* [PROBLEM]: Write the next part of the passage about commercial microsatellite missions, picking up after its final sentence.

━━ PAGE EXTRACT

Marius Bierdel, CTO of Constellr, said, “We needed a microsatellite able to address the high-performance requirements of our constellation. It must provide high agility and stability, and significant power to deliver high quality infrared images that allow us to precisely measure the water needed in agriculture. With NanoAvionics’ expertise and their modular satellite buses, we have found the right partner for this mission.”

Another example for a mission that needs the advanced capabilities of microsatellites is the space-based. maritime surveillance mission that will cover the North Sea area by Kongsberg Defence & Aerospace (KDA). Their antenna payload for retrieving radar signals would not have fitted into a nanosatellite envelope and required a larger microsatellite platform.

Their payload of the three microsatellites will include a navigation radar detector and an automatic identification system that analyzes the radar use of vessels in the North Sea. Combining the received data will provide an overview of ship traffic in this area, including the detection of vessels not reporting correct AIS data.

The mission will also make it possible to rapidly identify vessels engaged in environmental crimes, illegal fishing, smuggling and other illegal activities. Supporting search and rescue for vessels in distress are also among the capabilities of these smallsats. The plan is to expand this mission into Norway’s first satellite constellation to increase the coverage areas and revisit times as well as equip the satellites with different sensors for other types of data to enhance situational awareness capabilities.

Other commercial applications for microsatellites include 5G IoT and communications, on-orbit assembly and servicing, EO at sub-meter resolution, enhanced global positioning system (GPS), global Wi-Fi connections, surveillance, autonomous vehicles, and broadband streaming.

━━━━
━━ DATA EXTRACT

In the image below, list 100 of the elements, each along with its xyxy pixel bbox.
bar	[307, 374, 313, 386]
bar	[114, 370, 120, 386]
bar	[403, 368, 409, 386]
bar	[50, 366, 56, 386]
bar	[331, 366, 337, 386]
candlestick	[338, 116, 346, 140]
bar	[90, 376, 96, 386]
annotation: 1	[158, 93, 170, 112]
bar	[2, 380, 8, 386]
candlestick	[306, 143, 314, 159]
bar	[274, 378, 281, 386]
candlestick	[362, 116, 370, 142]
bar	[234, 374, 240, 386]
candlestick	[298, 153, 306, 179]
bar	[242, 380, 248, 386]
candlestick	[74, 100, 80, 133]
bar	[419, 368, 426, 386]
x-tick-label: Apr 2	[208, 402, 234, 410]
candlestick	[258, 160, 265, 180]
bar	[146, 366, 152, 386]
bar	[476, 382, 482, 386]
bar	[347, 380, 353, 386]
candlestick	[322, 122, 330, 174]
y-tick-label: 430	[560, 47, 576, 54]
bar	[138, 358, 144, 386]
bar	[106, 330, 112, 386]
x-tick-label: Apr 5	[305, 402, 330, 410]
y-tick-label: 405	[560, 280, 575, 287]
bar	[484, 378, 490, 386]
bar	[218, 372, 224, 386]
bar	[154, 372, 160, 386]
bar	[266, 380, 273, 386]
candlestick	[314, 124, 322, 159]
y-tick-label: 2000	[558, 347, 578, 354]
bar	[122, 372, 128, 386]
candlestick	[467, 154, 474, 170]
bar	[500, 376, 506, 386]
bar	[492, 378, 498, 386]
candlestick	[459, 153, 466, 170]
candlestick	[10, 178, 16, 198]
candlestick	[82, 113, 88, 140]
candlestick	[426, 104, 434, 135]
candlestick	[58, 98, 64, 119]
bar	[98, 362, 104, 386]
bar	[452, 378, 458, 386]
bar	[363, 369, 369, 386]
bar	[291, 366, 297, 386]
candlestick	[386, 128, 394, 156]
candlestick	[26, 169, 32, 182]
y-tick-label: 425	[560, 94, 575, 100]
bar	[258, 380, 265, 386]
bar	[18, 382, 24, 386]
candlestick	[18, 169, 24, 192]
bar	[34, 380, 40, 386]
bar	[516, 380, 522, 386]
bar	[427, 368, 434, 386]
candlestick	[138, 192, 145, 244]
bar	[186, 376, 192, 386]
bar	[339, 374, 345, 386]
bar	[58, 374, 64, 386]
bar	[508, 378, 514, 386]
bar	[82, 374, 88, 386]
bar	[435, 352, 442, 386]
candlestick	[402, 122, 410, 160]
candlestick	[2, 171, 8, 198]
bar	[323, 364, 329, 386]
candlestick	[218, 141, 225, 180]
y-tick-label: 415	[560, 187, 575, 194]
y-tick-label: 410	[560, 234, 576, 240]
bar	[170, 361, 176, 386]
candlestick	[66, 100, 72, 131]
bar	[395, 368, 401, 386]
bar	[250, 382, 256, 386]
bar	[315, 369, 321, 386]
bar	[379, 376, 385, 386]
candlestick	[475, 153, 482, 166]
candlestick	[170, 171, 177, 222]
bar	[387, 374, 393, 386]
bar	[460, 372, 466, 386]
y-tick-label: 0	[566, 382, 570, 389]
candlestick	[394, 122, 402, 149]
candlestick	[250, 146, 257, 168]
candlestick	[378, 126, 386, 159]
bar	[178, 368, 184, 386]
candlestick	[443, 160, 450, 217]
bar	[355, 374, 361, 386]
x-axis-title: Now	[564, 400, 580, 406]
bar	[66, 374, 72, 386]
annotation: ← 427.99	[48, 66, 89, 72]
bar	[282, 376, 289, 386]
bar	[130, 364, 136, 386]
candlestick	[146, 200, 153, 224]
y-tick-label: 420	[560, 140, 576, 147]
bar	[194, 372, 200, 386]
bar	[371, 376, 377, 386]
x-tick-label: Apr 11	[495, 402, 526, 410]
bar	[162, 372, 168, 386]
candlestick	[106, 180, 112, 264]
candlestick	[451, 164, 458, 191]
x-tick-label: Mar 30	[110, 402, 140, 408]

━━━━

* [WRITTEN REPLY]:
With the commercial New Space sector still in its early days of testing payloads and applications, the smallsat market continues its significant expansion in terms of capabilities and response to user demands. A BIS Research report on the global nanosatellite and microsatellite market suggests that more than 6,500 satellites, including nano-, micro-, and picosatellites, are expected to be launched during the forecast period of 2020 to 2026.

The report also revealed that EO and remote sensing applications will possess the highest market share of 49.42%, followed by communication applications.

These findings are further supported by a 2021 study by the Air and Space Academy of Germany’s space agency, DLR (Deutsche Gesellschaft für Luft- und Raumfahrt), which looked at planned launches from 2018 to 2028. In their “Small Launchers: A European Perspective” report, 51 250 kg class satellites (microsatellites) out of the overall smallsat range will see the largest global growth in launched numbers.

Another development that will also lead to a future increase in smallsats is the adoption of a space strategy by non-space companies. One early example is Dubai Electricity & Water Authority (DEWA). Their ‘Space-D’ program aims to improve operations, maintenance, and planning of its networks using satellite communications and EO technologies, DEWA also wants to train Emirati professionals to use space supported technologies for further network improvements and operational cost savings.

For now, nanosatellites remain in high demand because some applications will not require larger platforms. However, considering the numbers and the technological and economic benefits, the demand and trend from nano- to microsatellites will continue to increase. They are the ones that will offer new opportunities with more room for more advanced missions and applications.

Vytenis J. Buzas

Vytens Buzas is the CEO and co-founder of NanoAvionics, renamed Kongsberg NanoAvionics following the acquisition by Kongsberg Defence & Aerospace in 2022. He was the leader and initiator of the first Lithuanian satellite LituanicaSAT-1 mission and project manager for the Lithuanian satellite project LituanicaSAT-2. He was also a scientific researcher at NASA Ames Research Center where he was involved in projects related to liquid mono-propulsion systems for small spacecrafts. Vytenis acquired a BSc in Aeronautical Engineering at Vilnius Gediminas Technical University, Lithuania, and a MSc. degree in Mechatronics at the Kaunas University of Technology, Lithuania.